- [PROBLEM TO WORK ON] Faithfully return all lines, omitting every embedded picture.

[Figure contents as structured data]

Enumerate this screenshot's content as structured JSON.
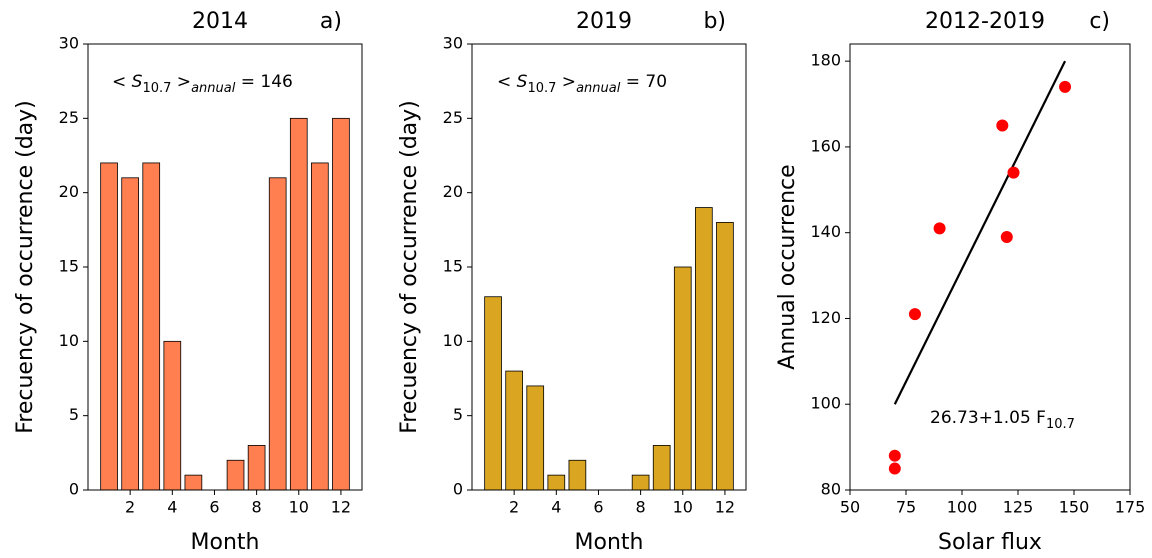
{
  "chart_data": [
    {
      "type": "bar",
      "title": "2014",
      "panel_label": "a)",
      "xlabel": "Month",
      "ylabel": "Frecuency of occurrence (day)",
      "annotation": [
        "< ",
        "S",
        "10.7",
        " >",
        "annual",
        " = 146"
      ],
      "x": [
        1,
        2,
        3,
        4,
        5,
        6,
        7,
        8,
        9,
        10,
        11,
        12
      ],
      "values": [
        22,
        21,
        22,
        10,
        1,
        0,
        2,
        3,
        21,
        25,
        22,
        25
      ],
      "color": "#ff7f50",
      "xlim": [
        0,
        13
      ],
      "xticks": [
        2,
        4,
        6,
        8,
        10,
        12
      ],
      "ylim": [
        0,
        30
      ],
      "yticks": [
        0,
        5,
        10,
        15,
        20,
        25,
        30
      ]
    },
    {
      "type": "bar",
      "title": "2019",
      "panel_label": "b)",
      "xlabel": "Month",
      "ylabel": "Frecuency of occurrence (day)",
      "annotation": [
        "< ",
        "S",
        "10.7",
        " >",
        "annual",
        " = 70"
      ],
      "x": [
        1,
        2,
        3,
        4,
        5,
        6,
        7,
        8,
        9,
        10,
        11,
        12
      ],
      "values": [
        13,
        8,
        7,
        1,
        2,
        0,
        0,
        1,
        3,
        15,
        19,
        18
      ],
      "color": "#daa520",
      "xlim": [
        0,
        13
      ],
      "xticks": [
        2,
        4,
        6,
        8,
        10,
        12
      ],
      "ylim": [
        0,
        30
      ],
      "yticks": [
        0,
        5,
        10,
        15,
        20,
        25,
        30
      ]
    },
    {
      "type": "scatter",
      "title": "2012-2019",
      "panel_label": "c)",
      "xlabel": "Solar flux",
      "ylabel": "Annual occurrence",
      "annotation": [
        "26.73+1.05 F",
        "10.7"
      ],
      "x": [
        70,
        70,
        79,
        90,
        118,
        120,
        123,
        146
      ],
      "y": [
        88,
        85,
        121,
        141,
        165,
        139,
        154,
        174
      ],
      "color": "#ff0000",
      "line": {
        "x": [
          70,
          146
        ],
        "y": [
          100,
          180
        ],
        "color": "#000000"
      },
      "xlim": [
        50,
        175
      ],
      "xticks": [
        50,
        75,
        100,
        125,
        150,
        175
      ],
      "ylim": [
        80,
        184
      ],
      "yticks": [
        80,
        100,
        120,
        140,
        160,
        180
      ]
    }
  ]
}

- [EXERCISE OUTPUT]
Enumerate this screenshot's content as structured JSON.
{
  "chart_data": [
    {
      "type": "bar",
      "title": "2014",
      "panel_label": "a)",
      "xlabel": "Month",
      "ylabel": "Frecuency of occurrence (day)",
      "annotation": [
        "< ",
        "S",
        "10.7",
        " >",
        "annual",
        " = 146"
      ],
      "x": [
        1,
        2,
        3,
        4,
        5,
        6,
        7,
        8,
        9,
        10,
        11,
        12
      ],
      "values": [
        22,
        21,
        22,
        10,
        1,
        0,
        2,
        3,
        21,
        25,
        22,
        25
      ],
      "color": "#ff7f50",
      "xlim": [
        0,
        13
      ],
      "xticks": [
        2,
        4,
        6,
        8,
        10,
        12
      ],
      "ylim": [
        0,
        30
      ],
      "yticks": [
        0,
        5,
        10,
        15,
        20,
        25,
        30
      ]
    },
    {
      "type": "bar",
      "title": "2019",
      "panel_label": "b)",
      "xlabel": "Month",
      "ylabel": "Frecuency of occurrence (day)",
      "annotation": [
        "< ",
        "S",
        "10.7",
        " >",
        "annual",
        " = 70"
      ],
      "x": [
        1,
        2,
        3,
        4,
        5,
        6,
        7,
        8,
        9,
        10,
        11,
        12
      ],
      "values": [
        13,
        8,
        7,
        1,
        2,
        0,
        0,
        1,
        3,
        15,
        19,
        18
      ],
      "color": "#daa520",
      "xlim": [
        0,
        13
      ],
      "xticks": [
        2,
        4,
        6,
        8,
        10,
        12
      ],
      "ylim": [
        0,
        30
      ],
      "yticks": [
        0,
        5,
        10,
        15,
        20,
        25,
        30
      ]
    },
    {
      "type": "scatter",
      "title": "2012-2019",
      "panel_label": "c)",
      "xlabel": "Solar flux",
      "ylabel": "Annual occurrence",
      "annotation": [
        "26.73+1.05 F",
        "10.7"
      ],
      "x": [
        70,
        70,
        79,
        90,
        118,
        120,
        123,
        146
      ],
      "y": [
        88,
        85,
        121,
        141,
        165,
        139,
        154,
        174
      ],
      "color": "#ff0000",
      "line": {
        "x": [
          70,
          146
        ],
        "y": [
          100,
          180
        ],
        "color": "#000000"
      },
      "xlim": [
        50,
        175
      ],
      "xticks": [
        50,
        75,
        100,
        125,
        150,
        175
      ],
      "ylim": [
        80,
        184
      ],
      "yticks": [
        80,
        100,
        120,
        140,
        160,
        180
      ]
    }
  ]
}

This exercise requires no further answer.